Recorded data
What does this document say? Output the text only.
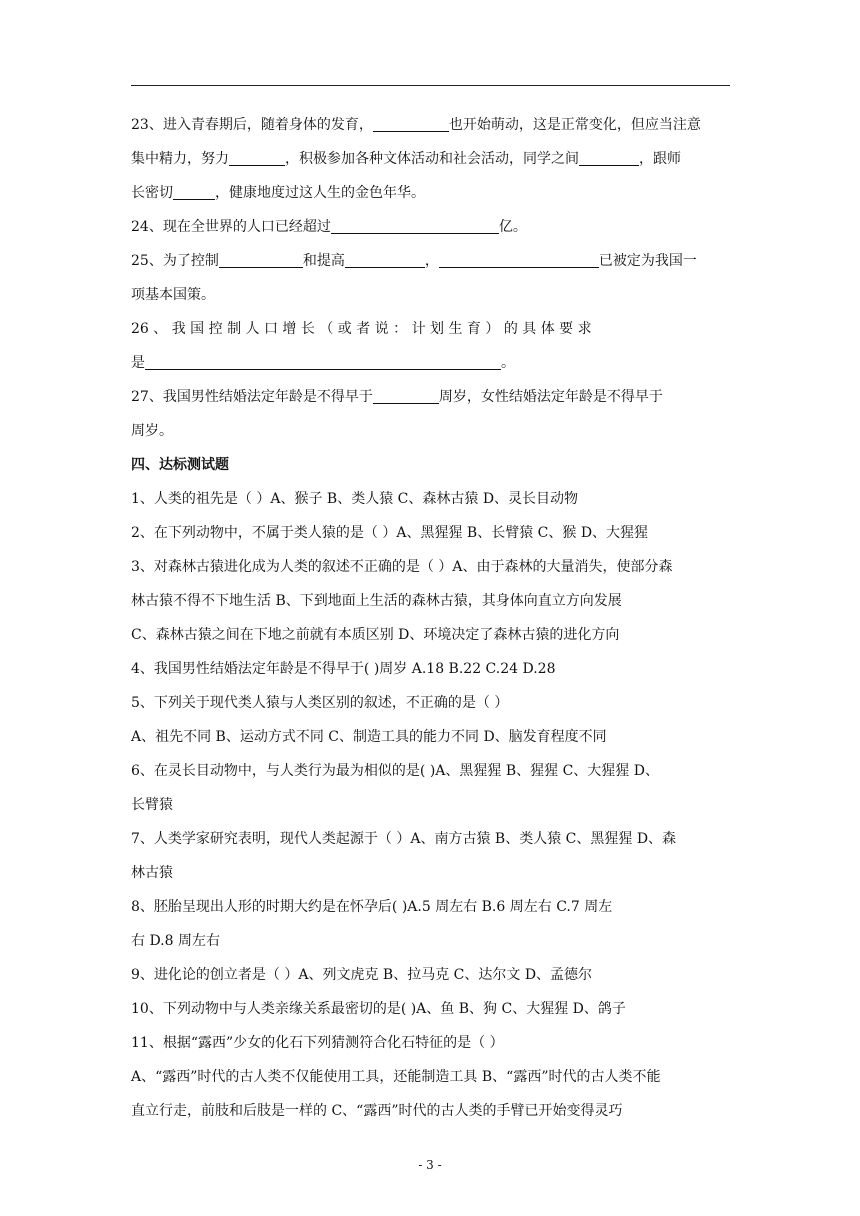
23、进入青春期后，随着身体的发育，	也开始萌动，这是正常变化，但应当注意
集中精力，努力	，积极参加各种文体活动和社会活动，同学之间	，跟师
长密切	，健康地度过这人生的金色年华。
24、现在全世界的人口已经超过	亿。
25、为了控制	和提高	，	已被定为我国一
项基本国策。
26 、 我 国 控 制 人 口 增 长 （ 或 者 说 ： 计 划 生 育 ） 的 具 体 要 求
是	。
27、我国男性结婚法定年龄是不得早于	周岁，女性结婚法定年龄是不得早于
周岁。
四、达标测试题
1、人类的祖先是（ ）A、猴子 B、类人猿 C、森林古猿 D、灵长目动物
2、在下列动物中，不属于类人猿的是（ ）A、黑猩猩 B、长臂猿 C、猴 D、大猩猩
3、对森林古猿进化成为人类的叙述不正确的是（ ）A、由于森林的大量消失，使部分森
林古猿不得不下地生活 B、下到地面上生活的森林古猿，其身体向直立方向发展
C、森林古猿之间在下地之前就有本质区别 D、环境决定了森林古猿的进化方向
4、我国男性结婚法定年龄是不得早于( )周岁 A.18 B.22 C.24 D.28
5、下列关于现代类人猿与人类区别的叙述，不正确的是（ ）
A、祖先不同 B、运动方式不同 C、制造工具的能力不同 D、脑发育程度不同
6、在灵长目动物中，与人类行为最为相似的是( )A、黑猩猩 B、猩猩 C、大猩猩 D、
长臂猿
7、人类学家研究表明，现代人类起源于（ ）A、南方古猿 B、类人猿 C、黑猩猩 D、森
林古猿
8、胚胎呈现出人形的时期大约是在怀孕后( )A.5 周左右 B.6 周左右 C.7 周左
右 D.8 周左右
9、进化论的创立者是（ ）A、列文虎克 B、拉马克 C、达尔文 D、孟德尔
10、下列动物中与人类亲缘关系最密切的是( )A、鱼 B、狗 C、大猩猩 D、鸽子
11、根据“露西”少女的化石下列猜测符合化石特征的是（ ）
A、“露西”时代的古人类不仅能使用工具，还能制造工具 B、“露西”时代的古人类不能
直立行走，前肢和后肢是一样的 C、“露西”时代的古人类的手臂已开始变得灵巧
- 3 -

*GIVEN INSTRUCTION*.
Do not include the images; transcribe the rest of the listing exactly.

*THE COMPLETED TASK*.
What does this document say? Output the text only.
23、进入青春期后，随着身体的发育，	也开始萌动，这是正常变化，但应当注意
集中精力，努力	，积极参加各种文体活动和社会活动，同学之间	，跟师
长密切	，健康地度过这人生的金色年华。
24、现在全世界的人口已经超过	亿。
25、为了控制	和提高	，	已被定为我国一
项基本国策。
26 、 我 国 控 制 人 口 增 长 （ 或 者 说 ： 计 划 生 育 ） 的 具 体 要 求
是	。
27、我国男性结婚法定年龄是不得早于	周岁，女性结婚法定年龄是不得早于
周岁。
四、达标测试题
1、人类的祖先是（ ）A、猴子 B、类人猿 C、森林古猿 D、灵长目动物
2、在下列动物中，不属于类人猿的是（ ）A、黑猩猩 B、长臂猿 C、猴 D、大猩猩
3、对森林古猿进化成为人类的叙述不正确的是（ ）A、由于森林的大量消失，使部分森
林古猿不得不下地生活 B、下到地面上生活的森林古猿，其身体向直立方向发展
C、森林古猿之间在下地之前就有本质区别 D、环境决定了森林古猿的进化方向
4、我国男性结婚法定年龄是不得早于( )周岁 A.18 B.22 C.24 D.28
5、下列关于现代类人猿与人类区别的叙述，不正确的是（ ）
A、祖先不同 B、运动方式不同 C、制造工具的能力不同 D、脑发育程度不同
6、在灵长目动物中，与人类行为最为相似的是( )A、黑猩猩 B、猩猩 C、大猩猩 D、
长臂猿
7、人类学家研究表明，现代人类起源于（ ）A、南方古猿 B、类人猿 C、黑猩猩 D、森
林古猿
8、胚胎呈现出人形的时期大约是在怀孕后( )A.5 周左右 B.6 周左右 C.7 周左
右 D.8 周左右
9、进化论的创立者是（ ）A、列文虎克 B、拉马克 C、达尔文 D、孟德尔
10、下列动物中与人类亲缘关系最密切的是( )A、鱼 B、狗 C、大猩猩 D、鸽子
11、根据“露西”少女的化石下列猜测符合化石特征的是（ ）
A、“露西”时代的古人类不仅能使用工具，还能制造工具 B、“露西”时代的古人类不能
直立行走，前肢和后肢是一样的 C、“露西”时代的古人类的手臂已开始变得灵巧
- 3 -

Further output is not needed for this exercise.